— EXERCISE —
Identify each line below containing the string "JSON" and copy it.
★ ★ ★ ★ ★ ★ ★
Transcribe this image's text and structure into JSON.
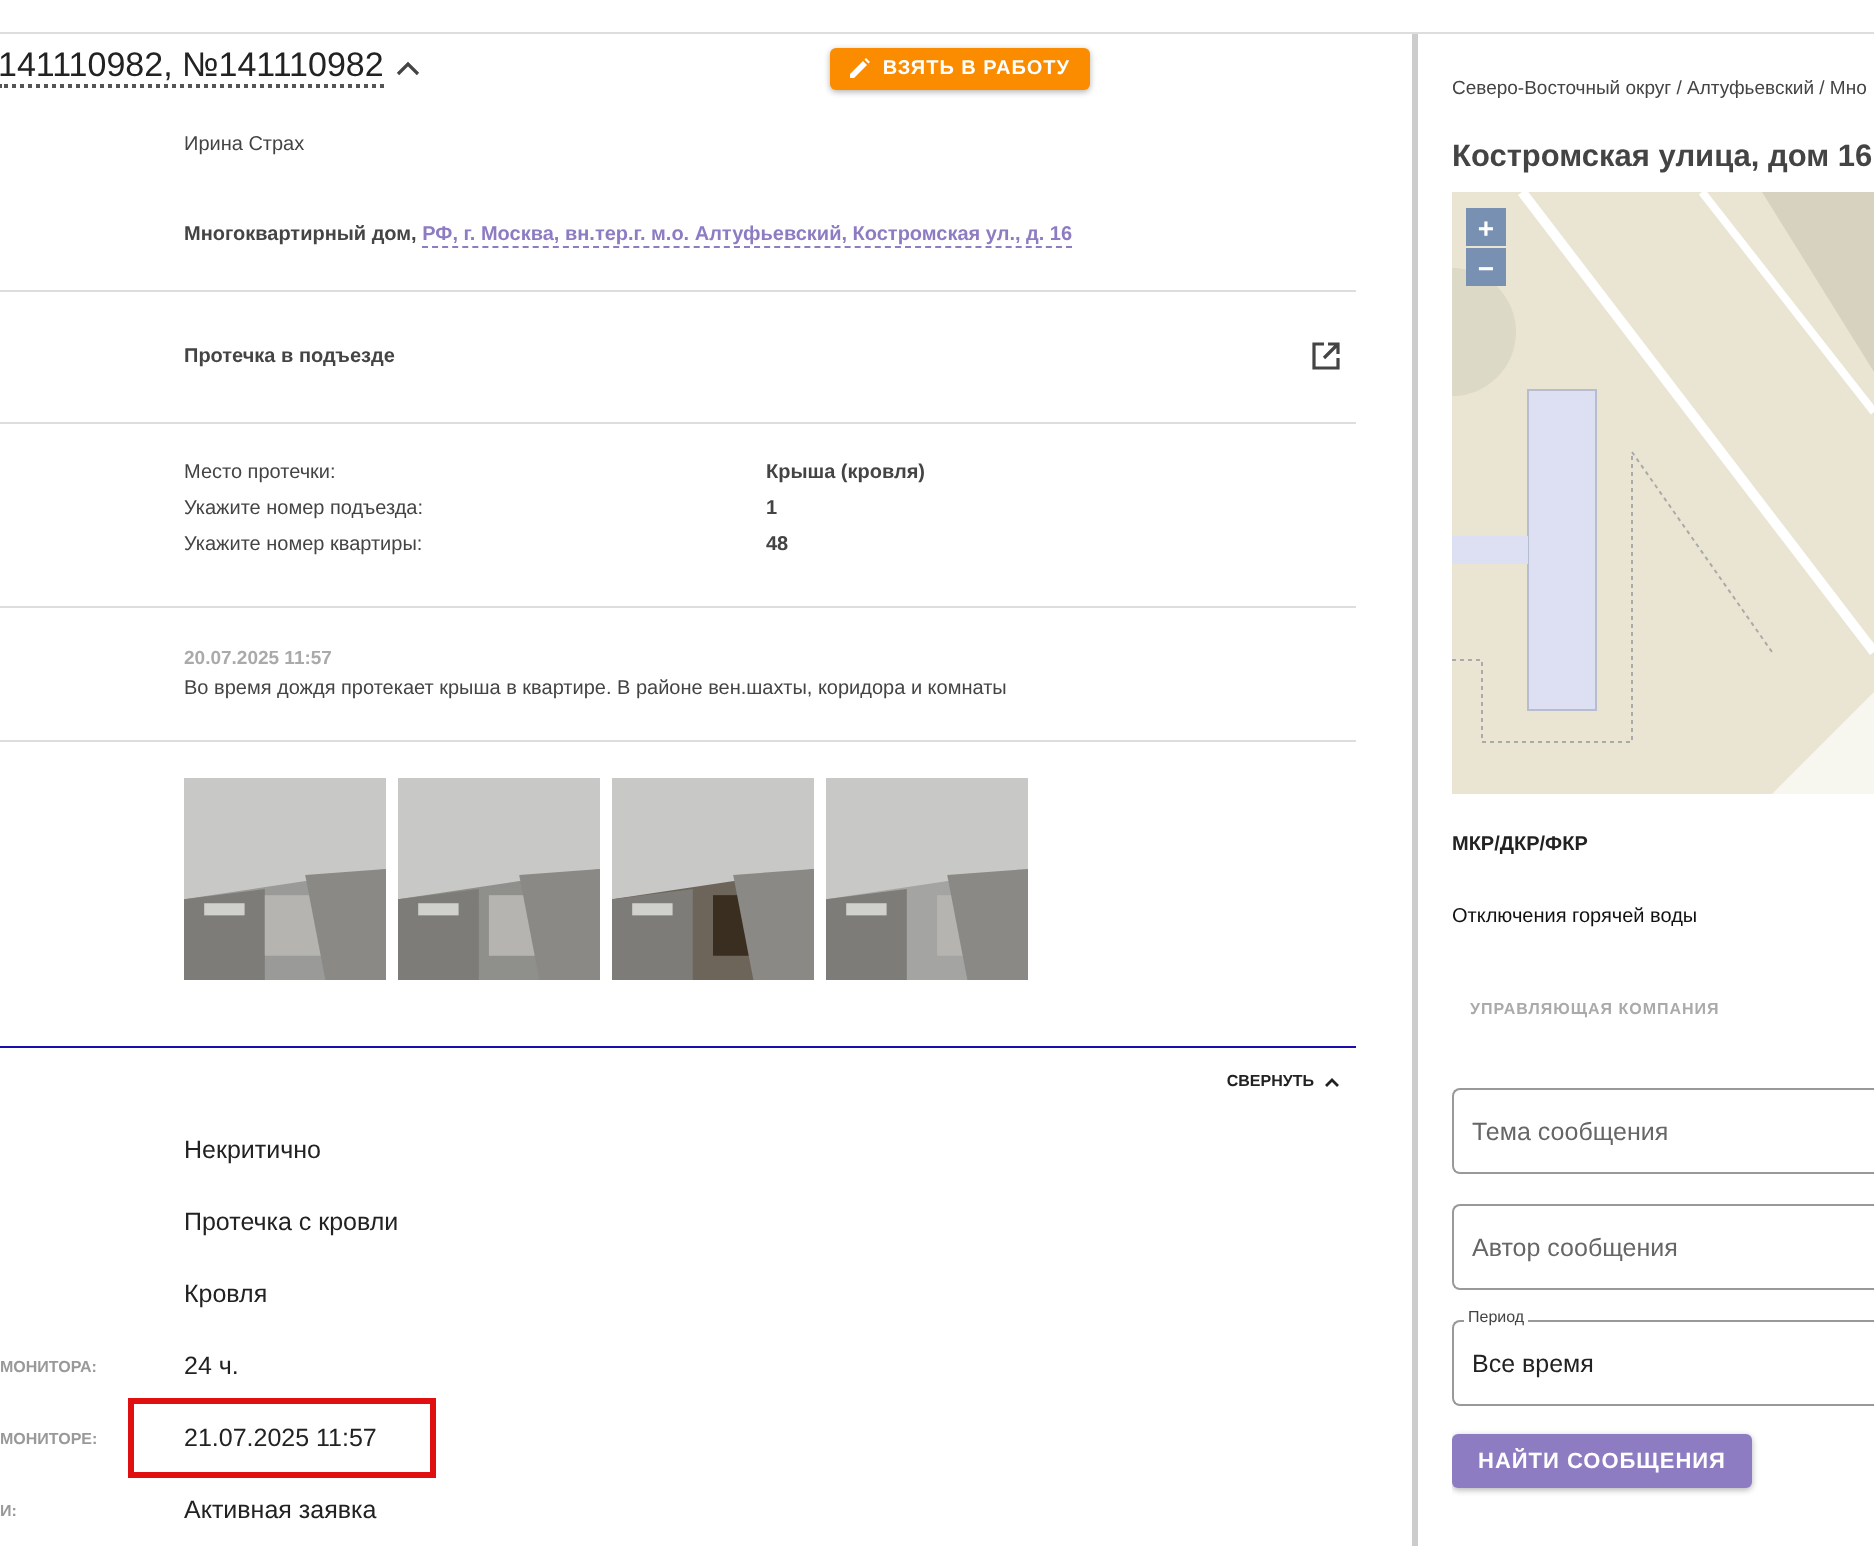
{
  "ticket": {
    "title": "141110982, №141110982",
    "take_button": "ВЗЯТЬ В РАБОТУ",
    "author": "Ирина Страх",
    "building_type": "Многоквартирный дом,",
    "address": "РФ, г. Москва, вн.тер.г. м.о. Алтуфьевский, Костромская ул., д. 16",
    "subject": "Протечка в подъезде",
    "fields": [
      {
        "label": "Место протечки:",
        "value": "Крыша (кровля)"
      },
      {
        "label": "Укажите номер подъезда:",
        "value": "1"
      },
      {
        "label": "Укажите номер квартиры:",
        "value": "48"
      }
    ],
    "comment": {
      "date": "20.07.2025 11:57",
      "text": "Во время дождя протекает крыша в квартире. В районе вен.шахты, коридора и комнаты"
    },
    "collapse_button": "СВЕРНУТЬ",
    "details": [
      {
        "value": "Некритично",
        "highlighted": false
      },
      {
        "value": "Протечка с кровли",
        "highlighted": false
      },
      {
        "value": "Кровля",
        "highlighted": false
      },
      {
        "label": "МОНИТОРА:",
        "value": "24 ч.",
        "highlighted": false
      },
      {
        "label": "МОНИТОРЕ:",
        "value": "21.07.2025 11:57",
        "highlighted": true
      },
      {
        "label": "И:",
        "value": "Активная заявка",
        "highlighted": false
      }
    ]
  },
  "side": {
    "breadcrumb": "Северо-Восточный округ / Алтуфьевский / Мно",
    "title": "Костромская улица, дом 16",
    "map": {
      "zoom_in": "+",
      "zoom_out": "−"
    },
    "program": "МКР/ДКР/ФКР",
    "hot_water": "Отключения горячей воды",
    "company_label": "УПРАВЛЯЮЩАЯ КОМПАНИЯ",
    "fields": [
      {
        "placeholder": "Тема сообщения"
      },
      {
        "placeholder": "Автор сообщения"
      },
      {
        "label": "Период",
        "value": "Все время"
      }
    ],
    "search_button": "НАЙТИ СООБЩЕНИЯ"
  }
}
★ ★ ★ ★ ★ ★ ★
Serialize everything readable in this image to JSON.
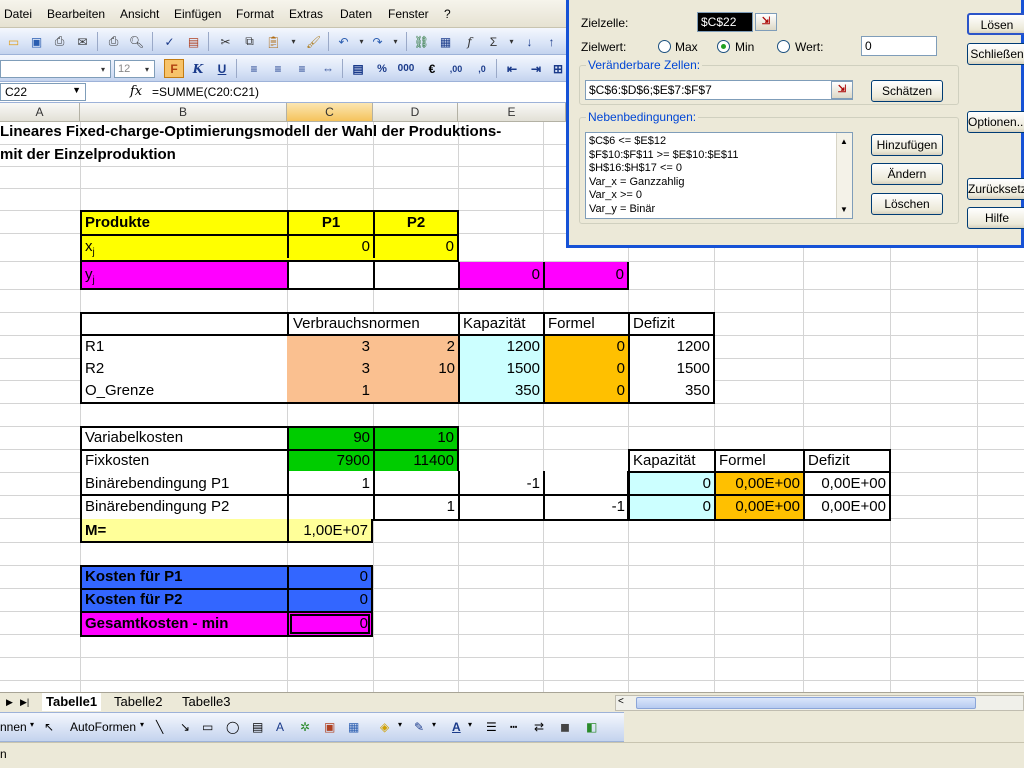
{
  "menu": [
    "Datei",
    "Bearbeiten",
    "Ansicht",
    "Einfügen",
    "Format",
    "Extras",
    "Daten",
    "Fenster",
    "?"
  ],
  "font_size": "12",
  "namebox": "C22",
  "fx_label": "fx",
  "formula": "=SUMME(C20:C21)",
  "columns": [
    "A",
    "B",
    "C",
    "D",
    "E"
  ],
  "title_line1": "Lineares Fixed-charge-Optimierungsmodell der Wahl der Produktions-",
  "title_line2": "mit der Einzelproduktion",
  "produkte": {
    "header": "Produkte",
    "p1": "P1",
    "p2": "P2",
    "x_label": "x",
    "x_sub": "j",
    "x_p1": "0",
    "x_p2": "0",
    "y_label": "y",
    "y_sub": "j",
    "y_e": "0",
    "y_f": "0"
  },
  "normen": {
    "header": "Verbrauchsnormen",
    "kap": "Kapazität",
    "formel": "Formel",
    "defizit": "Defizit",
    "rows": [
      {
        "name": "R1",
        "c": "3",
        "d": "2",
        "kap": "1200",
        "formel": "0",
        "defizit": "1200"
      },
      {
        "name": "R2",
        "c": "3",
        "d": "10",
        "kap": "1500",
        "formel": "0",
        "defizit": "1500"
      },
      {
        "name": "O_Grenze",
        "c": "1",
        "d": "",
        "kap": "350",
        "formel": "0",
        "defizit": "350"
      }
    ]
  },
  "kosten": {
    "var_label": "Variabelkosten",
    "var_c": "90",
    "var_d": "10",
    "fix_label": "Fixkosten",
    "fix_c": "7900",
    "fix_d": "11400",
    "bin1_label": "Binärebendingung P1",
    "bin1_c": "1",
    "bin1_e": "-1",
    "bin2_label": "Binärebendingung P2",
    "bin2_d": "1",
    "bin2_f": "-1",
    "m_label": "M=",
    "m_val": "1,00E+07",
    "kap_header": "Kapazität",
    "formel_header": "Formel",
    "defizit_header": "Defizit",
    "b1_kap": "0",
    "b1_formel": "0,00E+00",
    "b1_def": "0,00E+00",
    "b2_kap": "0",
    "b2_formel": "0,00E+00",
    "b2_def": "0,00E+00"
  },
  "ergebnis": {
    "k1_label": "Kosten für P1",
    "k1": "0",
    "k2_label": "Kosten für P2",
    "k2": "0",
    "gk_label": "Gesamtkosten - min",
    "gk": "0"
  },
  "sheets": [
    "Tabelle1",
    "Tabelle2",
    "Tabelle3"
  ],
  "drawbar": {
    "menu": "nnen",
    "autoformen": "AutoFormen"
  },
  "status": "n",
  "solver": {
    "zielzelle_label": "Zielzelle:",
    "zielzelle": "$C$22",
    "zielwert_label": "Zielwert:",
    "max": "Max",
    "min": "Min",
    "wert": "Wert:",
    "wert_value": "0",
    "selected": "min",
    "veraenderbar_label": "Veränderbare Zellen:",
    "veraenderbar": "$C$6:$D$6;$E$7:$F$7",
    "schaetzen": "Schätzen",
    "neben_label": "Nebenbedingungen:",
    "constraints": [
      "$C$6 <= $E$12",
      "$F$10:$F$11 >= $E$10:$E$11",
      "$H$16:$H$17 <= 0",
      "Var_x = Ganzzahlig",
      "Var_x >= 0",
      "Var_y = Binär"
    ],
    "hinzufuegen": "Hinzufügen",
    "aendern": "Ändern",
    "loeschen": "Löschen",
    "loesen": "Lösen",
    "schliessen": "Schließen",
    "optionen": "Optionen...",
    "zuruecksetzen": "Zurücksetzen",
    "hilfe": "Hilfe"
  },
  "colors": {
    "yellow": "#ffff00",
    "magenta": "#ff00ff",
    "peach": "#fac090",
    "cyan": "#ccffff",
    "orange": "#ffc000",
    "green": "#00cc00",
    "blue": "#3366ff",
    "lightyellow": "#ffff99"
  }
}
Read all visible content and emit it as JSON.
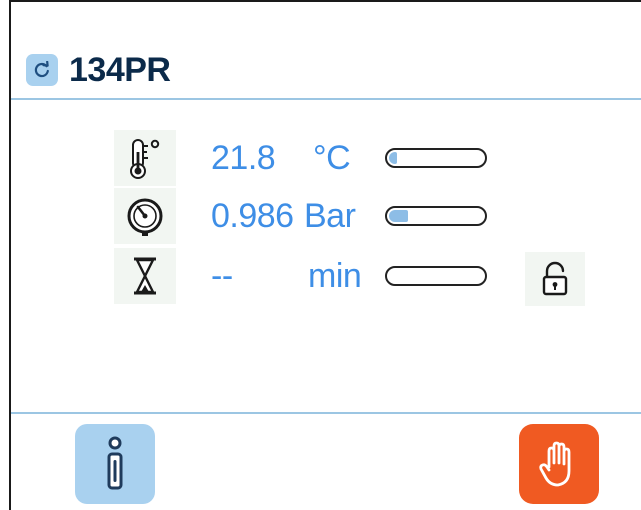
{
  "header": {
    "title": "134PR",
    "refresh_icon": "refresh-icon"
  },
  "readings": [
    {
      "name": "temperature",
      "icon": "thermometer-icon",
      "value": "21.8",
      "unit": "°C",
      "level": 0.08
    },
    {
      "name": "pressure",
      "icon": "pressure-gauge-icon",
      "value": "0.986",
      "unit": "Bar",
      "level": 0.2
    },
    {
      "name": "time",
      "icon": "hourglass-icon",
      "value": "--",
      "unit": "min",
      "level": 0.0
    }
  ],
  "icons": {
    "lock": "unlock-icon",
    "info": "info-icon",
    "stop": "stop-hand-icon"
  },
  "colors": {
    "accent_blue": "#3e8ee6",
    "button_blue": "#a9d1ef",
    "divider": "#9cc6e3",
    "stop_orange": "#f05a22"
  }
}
★ ★ ★ ★ ★ ★ ★
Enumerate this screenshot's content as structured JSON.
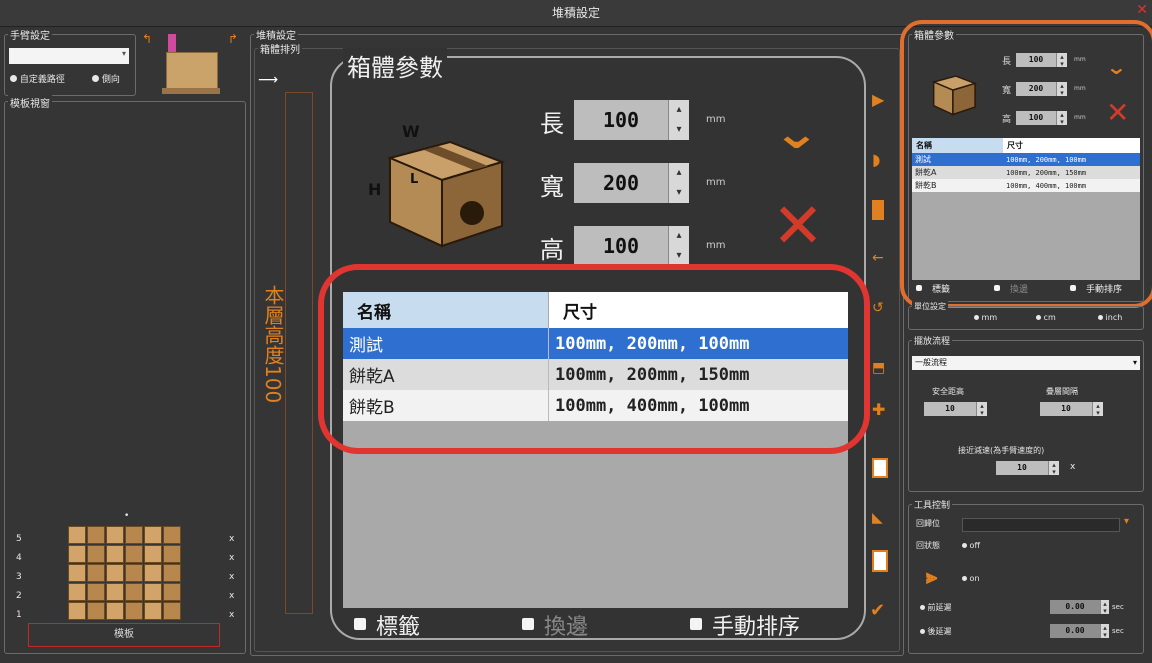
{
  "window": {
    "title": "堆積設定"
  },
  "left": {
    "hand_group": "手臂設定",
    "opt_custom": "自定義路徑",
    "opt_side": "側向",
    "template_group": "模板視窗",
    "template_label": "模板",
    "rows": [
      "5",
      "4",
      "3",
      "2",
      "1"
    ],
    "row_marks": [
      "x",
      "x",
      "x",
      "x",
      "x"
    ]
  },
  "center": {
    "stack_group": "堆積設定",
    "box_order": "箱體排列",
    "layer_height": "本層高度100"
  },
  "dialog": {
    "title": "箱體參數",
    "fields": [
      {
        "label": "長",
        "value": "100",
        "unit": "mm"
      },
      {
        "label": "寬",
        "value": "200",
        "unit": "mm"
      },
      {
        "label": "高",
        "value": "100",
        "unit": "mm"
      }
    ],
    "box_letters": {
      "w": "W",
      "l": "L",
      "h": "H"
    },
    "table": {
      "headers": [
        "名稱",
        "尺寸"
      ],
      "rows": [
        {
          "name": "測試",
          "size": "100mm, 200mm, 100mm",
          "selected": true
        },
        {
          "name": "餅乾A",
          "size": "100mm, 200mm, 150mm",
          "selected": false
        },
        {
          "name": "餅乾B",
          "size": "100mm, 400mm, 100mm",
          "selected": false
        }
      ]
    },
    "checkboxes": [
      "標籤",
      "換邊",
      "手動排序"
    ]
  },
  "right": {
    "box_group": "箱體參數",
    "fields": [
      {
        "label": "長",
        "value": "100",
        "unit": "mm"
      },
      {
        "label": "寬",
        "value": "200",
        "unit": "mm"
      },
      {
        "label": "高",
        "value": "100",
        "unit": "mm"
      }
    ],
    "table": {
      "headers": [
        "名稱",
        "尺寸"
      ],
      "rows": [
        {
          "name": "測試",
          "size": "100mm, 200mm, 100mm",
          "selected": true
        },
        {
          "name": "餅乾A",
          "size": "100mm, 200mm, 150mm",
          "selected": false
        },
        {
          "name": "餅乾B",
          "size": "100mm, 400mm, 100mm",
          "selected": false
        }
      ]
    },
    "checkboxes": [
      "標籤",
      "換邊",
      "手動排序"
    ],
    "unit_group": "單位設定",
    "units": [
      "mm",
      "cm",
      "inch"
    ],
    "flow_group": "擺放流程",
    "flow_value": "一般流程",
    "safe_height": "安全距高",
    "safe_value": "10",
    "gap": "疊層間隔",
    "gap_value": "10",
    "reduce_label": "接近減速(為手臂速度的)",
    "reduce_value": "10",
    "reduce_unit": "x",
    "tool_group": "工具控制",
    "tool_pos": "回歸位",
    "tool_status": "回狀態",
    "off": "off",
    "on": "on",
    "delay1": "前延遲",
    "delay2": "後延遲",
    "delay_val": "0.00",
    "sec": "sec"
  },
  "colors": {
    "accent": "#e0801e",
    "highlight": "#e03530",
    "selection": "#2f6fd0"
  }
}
★ ★ ★ ★ ★ ★ ★
— WRITTEN ANSWER —
Transcribe this image's text and structure into JSON.
Serialize everything readable in this image to JSON.
Read all visible content and emit it as JSON.
Enumerate this screenshot's content as structured JSON.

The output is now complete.